OBJECTIVE >>
Repeat all of the data precisely.

(Collected data entries)

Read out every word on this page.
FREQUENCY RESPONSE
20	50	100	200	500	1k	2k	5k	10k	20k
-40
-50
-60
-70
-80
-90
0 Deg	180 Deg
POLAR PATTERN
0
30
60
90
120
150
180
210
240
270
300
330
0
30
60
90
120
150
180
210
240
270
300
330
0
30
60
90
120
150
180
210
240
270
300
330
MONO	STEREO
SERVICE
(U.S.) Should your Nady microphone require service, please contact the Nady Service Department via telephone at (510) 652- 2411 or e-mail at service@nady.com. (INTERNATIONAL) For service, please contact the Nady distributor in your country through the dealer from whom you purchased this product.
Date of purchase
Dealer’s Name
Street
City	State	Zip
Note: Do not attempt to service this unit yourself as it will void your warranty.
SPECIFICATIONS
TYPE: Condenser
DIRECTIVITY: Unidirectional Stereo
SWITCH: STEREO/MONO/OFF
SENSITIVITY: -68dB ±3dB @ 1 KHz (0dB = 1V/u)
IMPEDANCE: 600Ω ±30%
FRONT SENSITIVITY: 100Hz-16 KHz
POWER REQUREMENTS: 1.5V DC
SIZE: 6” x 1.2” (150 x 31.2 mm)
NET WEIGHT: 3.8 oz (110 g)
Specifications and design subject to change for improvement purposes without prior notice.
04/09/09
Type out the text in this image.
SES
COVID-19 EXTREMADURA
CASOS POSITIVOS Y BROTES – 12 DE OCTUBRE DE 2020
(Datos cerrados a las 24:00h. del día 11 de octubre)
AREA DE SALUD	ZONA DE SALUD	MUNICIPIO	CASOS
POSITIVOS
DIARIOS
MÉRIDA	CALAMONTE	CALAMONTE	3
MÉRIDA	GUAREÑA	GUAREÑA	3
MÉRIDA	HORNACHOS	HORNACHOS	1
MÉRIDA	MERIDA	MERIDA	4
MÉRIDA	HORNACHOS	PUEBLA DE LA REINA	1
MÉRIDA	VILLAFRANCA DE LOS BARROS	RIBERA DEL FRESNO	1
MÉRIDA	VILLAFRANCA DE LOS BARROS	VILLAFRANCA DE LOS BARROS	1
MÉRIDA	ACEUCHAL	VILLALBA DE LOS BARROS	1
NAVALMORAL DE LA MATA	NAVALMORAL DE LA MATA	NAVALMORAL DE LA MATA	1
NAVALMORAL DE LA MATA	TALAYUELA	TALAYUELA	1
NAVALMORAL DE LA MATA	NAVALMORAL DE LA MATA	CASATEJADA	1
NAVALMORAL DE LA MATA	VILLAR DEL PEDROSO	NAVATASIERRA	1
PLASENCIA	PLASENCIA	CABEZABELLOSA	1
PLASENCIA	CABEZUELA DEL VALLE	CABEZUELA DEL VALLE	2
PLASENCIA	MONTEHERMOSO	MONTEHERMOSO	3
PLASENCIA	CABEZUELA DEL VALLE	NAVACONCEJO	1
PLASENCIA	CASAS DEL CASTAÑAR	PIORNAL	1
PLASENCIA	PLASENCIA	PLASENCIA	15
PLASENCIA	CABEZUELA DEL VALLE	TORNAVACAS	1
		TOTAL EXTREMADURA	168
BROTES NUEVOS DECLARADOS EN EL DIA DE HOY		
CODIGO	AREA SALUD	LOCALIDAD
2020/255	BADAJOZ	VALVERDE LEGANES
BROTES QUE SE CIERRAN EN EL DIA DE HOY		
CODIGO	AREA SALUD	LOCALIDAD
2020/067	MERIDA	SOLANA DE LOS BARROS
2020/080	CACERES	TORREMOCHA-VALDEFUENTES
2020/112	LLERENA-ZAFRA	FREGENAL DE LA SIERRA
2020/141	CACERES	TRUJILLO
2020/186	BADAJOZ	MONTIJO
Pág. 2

THE ANSWER >>
Read out every word on this page.
FREQUENCY RESPONSE
20	50	100	200	500	1k	2k	5k	10k	20k
-40
-50
-60
-70
-80
-90
0 Deg	180 Deg
POLAR PATTERN
0
30
60
90
120
150
180
210
240
270
300
330
0
30
60
90
120
150
180
210
240
270
300
330
0
30
60
90
120
150
180
210
240
270
300
330
MONO	STEREO
SERVICE
(U.S.) Should your Nady microphone require service, please contact the Nady Service Department via telephone at (510) 652- 2411 or e-mail at service@nady.com. (INTERNATIONAL) For service, please contact the Nady distributor in your country through the dealer from whom you purchased this product.
Date of purchase
Dealer’s Name
Street
City	State	Zip
Note: Do not attempt to service this unit yourself as it will void your warranty.
SPECIFICATIONS
TYPE: Condenser
DIRECTIVITY: Unidirectional Stereo
SWITCH: STEREO/MONO/OFF
SENSITIVITY: -68dB ±3dB @ 1 KHz (0dB = 1V/u)
IMPEDANCE: 600Ω ±30%
FRONT SENSITIVITY: 100Hz-16 KHz
POWER REQUREMENTS: 1.5V DC
SIZE: 6” x 1.2” (150 x 31.2 mm)
NET WEIGHT: 3.8 oz (110 g)
Specifications and design subject to change for improvement purposes without prior notice.
04/09/09
Type out the text in this image.
SES
COVID-19 EXTREMADURA
CASOS POSITIVOS Y BROTES – 12 DE OCTUBRE DE 2020
(Datos cerrados a las 24:00h. del día 11 de octubre)
AREA DE SALUD	ZONA DE SALUD	MUNICIPIO	CASOS
POSITIVOS
DIARIOS
MÉRIDA	CALAMONTE	CALAMONTE	3
MÉRIDA	GUAREÑA	GUAREÑA	3
MÉRIDA	HORNACHOS	HORNACHOS	1
MÉRIDA	MERIDA	MERIDA	4
MÉRIDA	HORNACHOS	PUEBLA DE LA REINA	1
MÉRIDA	VILLAFRANCA DE LOS BARROS	RIBERA DEL FRESNO	1
MÉRIDA	VILLAFRANCA DE LOS BARROS	VILLAFRANCA DE LOS BARROS	1
MÉRIDA	ACEUCHAL	VILLALBA DE LOS BARROS	1
NAVALMORAL DE LA MATA	NAVALMORAL DE LA MATA	NAVALMORAL DE LA MATA	1
NAVALMORAL DE LA MATA	TALAYUELA	TALAYUELA	1
NAVALMORAL DE LA MATA	NAVALMORAL DE LA MATA	CASATEJADA	1
NAVALMORAL DE LA MATA	VILLAR DEL PEDROSO	NAVATASIERRA	1
PLASENCIA	PLASENCIA	CABEZABELLOSA	1
PLASENCIA	CABEZUELA DEL VALLE	CABEZUELA DEL VALLE	2
PLASENCIA	MONTEHERMOSO	MONTEHERMOSO	3
PLASENCIA	CABEZUELA DEL VALLE	NAVACONCEJO	1
PLASENCIA	CASAS DEL CASTAÑAR	PIORNAL	1
PLASENCIA	PLASENCIA	PLASENCIA	15
PLASENCIA	CABEZUELA DEL VALLE	TORNAVACAS	1
		TOTAL EXTREMADURA	168
BROTES NUEVOS DECLARADOS EN EL DIA DE HOY		
CODIGO	AREA SALUD	LOCALIDAD
2020/255	BADAJOZ	VALVERDE LEGANES
BROTES QUE SE CIERRAN EN EL DIA DE HOY		
CODIGO	AREA SALUD	LOCALIDAD
2020/067	MERIDA	SOLANA DE LOS BARROS
2020/080	CACERES	TORREMOCHA-VALDEFUENTES
2020/112	LLERENA-ZAFRA	FREGENAL DE LA SIERRA
2020/141	CACERES	TRUJILLO
2020/186	BADAJOZ	MONTIJO
Pág. 2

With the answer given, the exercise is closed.